• Material to process
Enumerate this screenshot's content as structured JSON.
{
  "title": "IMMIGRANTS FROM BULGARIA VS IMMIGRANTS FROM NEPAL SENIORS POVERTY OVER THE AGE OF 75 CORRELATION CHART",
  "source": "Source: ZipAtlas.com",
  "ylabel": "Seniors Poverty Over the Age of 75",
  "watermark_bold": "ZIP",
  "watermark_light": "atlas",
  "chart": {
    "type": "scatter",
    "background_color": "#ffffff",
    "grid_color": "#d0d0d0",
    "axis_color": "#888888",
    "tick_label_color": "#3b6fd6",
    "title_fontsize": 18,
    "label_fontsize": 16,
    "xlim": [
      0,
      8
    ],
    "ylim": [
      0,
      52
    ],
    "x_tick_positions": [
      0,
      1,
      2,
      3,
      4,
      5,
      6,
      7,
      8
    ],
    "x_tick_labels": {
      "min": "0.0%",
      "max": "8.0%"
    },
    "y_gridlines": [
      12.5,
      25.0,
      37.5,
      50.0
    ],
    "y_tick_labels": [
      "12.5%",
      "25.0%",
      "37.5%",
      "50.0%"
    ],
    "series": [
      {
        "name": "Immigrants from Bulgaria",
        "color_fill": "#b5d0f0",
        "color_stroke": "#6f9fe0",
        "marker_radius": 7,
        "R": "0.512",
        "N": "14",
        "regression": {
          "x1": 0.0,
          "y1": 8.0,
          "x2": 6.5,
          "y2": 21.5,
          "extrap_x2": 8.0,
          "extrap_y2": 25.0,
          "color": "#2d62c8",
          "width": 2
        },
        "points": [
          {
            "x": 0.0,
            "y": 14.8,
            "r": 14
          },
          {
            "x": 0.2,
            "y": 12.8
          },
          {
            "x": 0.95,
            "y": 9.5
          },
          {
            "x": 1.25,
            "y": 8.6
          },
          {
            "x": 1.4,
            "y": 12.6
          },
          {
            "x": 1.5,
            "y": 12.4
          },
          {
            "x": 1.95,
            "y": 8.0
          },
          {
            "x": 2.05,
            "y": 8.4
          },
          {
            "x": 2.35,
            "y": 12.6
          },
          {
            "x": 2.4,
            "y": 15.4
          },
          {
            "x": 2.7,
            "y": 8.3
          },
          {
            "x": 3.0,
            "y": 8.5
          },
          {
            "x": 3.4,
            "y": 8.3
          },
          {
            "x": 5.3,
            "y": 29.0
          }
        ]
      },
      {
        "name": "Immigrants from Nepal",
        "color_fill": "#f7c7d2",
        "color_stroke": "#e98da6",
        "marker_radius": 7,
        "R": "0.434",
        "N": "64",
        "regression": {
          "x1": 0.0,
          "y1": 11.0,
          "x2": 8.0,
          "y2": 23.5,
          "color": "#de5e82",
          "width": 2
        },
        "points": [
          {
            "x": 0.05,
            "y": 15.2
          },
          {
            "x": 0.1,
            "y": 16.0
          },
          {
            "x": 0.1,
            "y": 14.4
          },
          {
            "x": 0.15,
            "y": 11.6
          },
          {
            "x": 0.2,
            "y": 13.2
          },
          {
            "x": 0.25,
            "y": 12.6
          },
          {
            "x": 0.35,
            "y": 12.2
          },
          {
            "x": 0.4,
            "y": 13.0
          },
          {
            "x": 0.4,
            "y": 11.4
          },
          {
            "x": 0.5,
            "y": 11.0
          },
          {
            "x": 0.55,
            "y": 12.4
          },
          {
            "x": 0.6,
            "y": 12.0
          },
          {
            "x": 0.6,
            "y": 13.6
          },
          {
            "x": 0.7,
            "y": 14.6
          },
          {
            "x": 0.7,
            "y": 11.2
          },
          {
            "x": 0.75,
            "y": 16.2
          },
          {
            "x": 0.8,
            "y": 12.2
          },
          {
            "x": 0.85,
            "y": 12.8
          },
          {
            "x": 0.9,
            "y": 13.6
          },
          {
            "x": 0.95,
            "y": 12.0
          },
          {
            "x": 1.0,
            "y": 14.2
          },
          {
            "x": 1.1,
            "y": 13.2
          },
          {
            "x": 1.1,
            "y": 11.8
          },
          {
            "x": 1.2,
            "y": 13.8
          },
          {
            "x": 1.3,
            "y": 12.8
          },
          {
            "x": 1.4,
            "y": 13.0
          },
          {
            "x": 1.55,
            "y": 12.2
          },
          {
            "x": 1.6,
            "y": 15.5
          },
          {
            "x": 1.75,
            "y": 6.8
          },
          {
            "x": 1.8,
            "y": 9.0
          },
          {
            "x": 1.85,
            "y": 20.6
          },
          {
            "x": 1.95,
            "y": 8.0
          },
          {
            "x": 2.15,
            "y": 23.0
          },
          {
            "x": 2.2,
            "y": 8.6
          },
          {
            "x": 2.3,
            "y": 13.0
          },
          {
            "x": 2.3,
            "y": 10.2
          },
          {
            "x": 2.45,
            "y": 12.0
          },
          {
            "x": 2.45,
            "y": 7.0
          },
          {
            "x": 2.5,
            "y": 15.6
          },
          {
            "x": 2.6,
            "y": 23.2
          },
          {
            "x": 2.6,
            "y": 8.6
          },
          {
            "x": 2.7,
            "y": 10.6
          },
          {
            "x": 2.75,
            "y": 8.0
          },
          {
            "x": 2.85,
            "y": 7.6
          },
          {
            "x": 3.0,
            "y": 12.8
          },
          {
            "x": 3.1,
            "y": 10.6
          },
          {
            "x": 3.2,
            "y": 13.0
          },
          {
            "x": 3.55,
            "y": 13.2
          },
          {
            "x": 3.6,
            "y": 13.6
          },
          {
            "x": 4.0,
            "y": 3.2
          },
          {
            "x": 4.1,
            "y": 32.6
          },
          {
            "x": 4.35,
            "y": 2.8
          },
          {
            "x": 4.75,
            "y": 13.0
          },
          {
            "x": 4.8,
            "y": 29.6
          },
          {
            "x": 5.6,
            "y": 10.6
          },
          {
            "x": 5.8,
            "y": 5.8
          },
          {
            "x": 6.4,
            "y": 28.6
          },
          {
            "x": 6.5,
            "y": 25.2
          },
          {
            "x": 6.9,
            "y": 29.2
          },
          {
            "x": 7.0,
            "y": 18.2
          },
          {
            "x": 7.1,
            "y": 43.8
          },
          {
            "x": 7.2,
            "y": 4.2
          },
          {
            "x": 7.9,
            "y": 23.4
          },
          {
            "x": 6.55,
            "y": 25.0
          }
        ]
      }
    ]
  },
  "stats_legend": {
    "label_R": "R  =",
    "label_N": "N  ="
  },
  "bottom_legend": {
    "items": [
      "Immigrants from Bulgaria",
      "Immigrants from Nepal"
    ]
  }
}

• Exercise task
Quote all the records exactly, please, leaving none out.

• Exercise solution
Enumerate this screenshot's content as structured JSON.
{
  "title": "IMMIGRANTS FROM BULGARIA VS IMMIGRANTS FROM NEPAL SENIORS POVERTY OVER THE AGE OF 75 CORRELATION CHART",
  "source": "Source: ZipAtlas.com",
  "ylabel": "Seniors Poverty Over the Age of 75",
  "watermark_bold": "ZIP",
  "watermark_light": "atlas",
  "chart": {
    "type": "scatter",
    "background_color": "#ffffff",
    "grid_color": "#d0d0d0",
    "axis_color": "#888888",
    "tick_label_color": "#3b6fd6",
    "title_fontsize": 18,
    "label_fontsize": 16,
    "xlim": [
      0,
      8
    ],
    "ylim": [
      0,
      52
    ],
    "x_tick_positions": [
      0,
      1,
      2,
      3,
      4,
      5,
      6,
      7,
      8
    ],
    "x_tick_labels": {
      "min": "0.0%",
      "max": "8.0%"
    },
    "y_gridlines": [
      12.5,
      25.0,
      37.5,
      50.0
    ],
    "y_tick_labels": [
      "12.5%",
      "25.0%",
      "37.5%",
      "50.0%"
    ],
    "series": [
      {
        "name": "Immigrants from Bulgaria",
        "color_fill": "#b5d0f0",
        "color_stroke": "#6f9fe0",
        "marker_radius": 7,
        "R": "0.512",
        "N": "14",
        "regression": {
          "x1": 0.0,
          "y1": 8.0,
          "x2": 6.5,
          "y2": 21.5,
          "extrap_x2": 8.0,
          "extrap_y2": 25.0,
          "color": "#2d62c8",
          "width": 2
        },
        "points": [
          {
            "x": 0.0,
            "y": 14.8,
            "r": 14
          },
          {
            "x": 0.2,
            "y": 12.8
          },
          {
            "x": 0.95,
            "y": 9.5
          },
          {
            "x": 1.25,
            "y": 8.6
          },
          {
            "x": 1.4,
            "y": 12.6
          },
          {
            "x": 1.5,
            "y": 12.4
          },
          {
            "x": 1.95,
            "y": 8.0
          },
          {
            "x": 2.05,
            "y": 8.4
          },
          {
            "x": 2.35,
            "y": 12.6
          },
          {
            "x": 2.4,
            "y": 15.4
          },
          {
            "x": 2.7,
            "y": 8.3
          },
          {
            "x": 3.0,
            "y": 8.5
          },
          {
            "x": 3.4,
            "y": 8.3
          },
          {
            "x": 5.3,
            "y": 29.0
          }
        ]
      },
      {
        "name": "Immigrants from Nepal",
        "color_fill": "#f7c7d2",
        "color_stroke": "#e98da6",
        "marker_radius": 7,
        "R": "0.434",
        "N": "64",
        "regression": {
          "x1": 0.0,
          "y1": 11.0,
          "x2": 8.0,
          "y2": 23.5,
          "color": "#de5e82",
          "width": 2
        },
        "points": [
          {
            "x": 0.05,
            "y": 15.2
          },
          {
            "x": 0.1,
            "y": 16.0
          },
          {
            "x": 0.1,
            "y": 14.4
          },
          {
            "x": 0.15,
            "y": 11.6
          },
          {
            "x": 0.2,
            "y": 13.2
          },
          {
            "x": 0.25,
            "y": 12.6
          },
          {
            "x": 0.35,
            "y": 12.2
          },
          {
            "x": 0.4,
            "y": 13.0
          },
          {
            "x": 0.4,
            "y": 11.4
          },
          {
            "x": 0.5,
            "y": 11.0
          },
          {
            "x": 0.55,
            "y": 12.4
          },
          {
            "x": 0.6,
            "y": 12.0
          },
          {
            "x": 0.6,
            "y": 13.6
          },
          {
            "x": 0.7,
            "y": 14.6
          },
          {
            "x": 0.7,
            "y": 11.2
          },
          {
            "x": 0.75,
            "y": 16.2
          },
          {
            "x": 0.8,
            "y": 12.2
          },
          {
            "x": 0.85,
            "y": 12.8
          },
          {
            "x": 0.9,
            "y": 13.6
          },
          {
            "x": 0.95,
            "y": 12.0
          },
          {
            "x": 1.0,
            "y": 14.2
          },
          {
            "x": 1.1,
            "y": 13.2
          },
          {
            "x": 1.1,
            "y": 11.8
          },
          {
            "x": 1.2,
            "y": 13.8
          },
          {
            "x": 1.3,
            "y": 12.8
          },
          {
            "x": 1.4,
            "y": 13.0
          },
          {
            "x": 1.55,
            "y": 12.2
          },
          {
            "x": 1.6,
            "y": 15.5
          },
          {
            "x": 1.75,
            "y": 6.8
          },
          {
            "x": 1.8,
            "y": 9.0
          },
          {
            "x": 1.85,
            "y": 20.6
          },
          {
            "x": 1.95,
            "y": 8.0
          },
          {
            "x": 2.15,
            "y": 23.0
          },
          {
            "x": 2.2,
            "y": 8.6
          },
          {
            "x": 2.3,
            "y": 13.0
          },
          {
            "x": 2.3,
            "y": 10.2
          },
          {
            "x": 2.45,
            "y": 12.0
          },
          {
            "x": 2.45,
            "y": 7.0
          },
          {
            "x": 2.5,
            "y": 15.6
          },
          {
            "x": 2.6,
            "y": 23.2
          },
          {
            "x": 2.6,
            "y": 8.6
          },
          {
            "x": 2.7,
            "y": 10.6
          },
          {
            "x": 2.75,
            "y": 8.0
          },
          {
            "x": 2.85,
            "y": 7.6
          },
          {
            "x": 3.0,
            "y": 12.8
          },
          {
            "x": 3.1,
            "y": 10.6
          },
          {
            "x": 3.2,
            "y": 13.0
          },
          {
            "x": 3.55,
            "y": 13.2
          },
          {
            "x": 3.6,
            "y": 13.6
          },
          {
            "x": 4.0,
            "y": 3.2
          },
          {
            "x": 4.1,
            "y": 32.6
          },
          {
            "x": 4.35,
            "y": 2.8
          },
          {
            "x": 4.75,
            "y": 13.0
          },
          {
            "x": 4.8,
            "y": 29.6
          },
          {
            "x": 5.6,
            "y": 10.6
          },
          {
            "x": 5.8,
            "y": 5.8
          },
          {
            "x": 6.4,
            "y": 28.6
          },
          {
            "x": 6.5,
            "y": 25.2
          },
          {
            "x": 6.9,
            "y": 29.2
          },
          {
            "x": 7.0,
            "y": 18.2
          },
          {
            "x": 7.1,
            "y": 43.8
          },
          {
            "x": 7.2,
            "y": 4.2
          },
          {
            "x": 7.9,
            "y": 23.4
          },
          {
            "x": 6.55,
            "y": 25.0
          }
        ]
      }
    ]
  },
  "stats_legend": {
    "label_R": "R  =",
    "label_N": "N  ="
  },
  "bottom_legend": {
    "items": [
      "Immigrants from Bulgaria",
      "Immigrants from Nepal"
    ]
  }
}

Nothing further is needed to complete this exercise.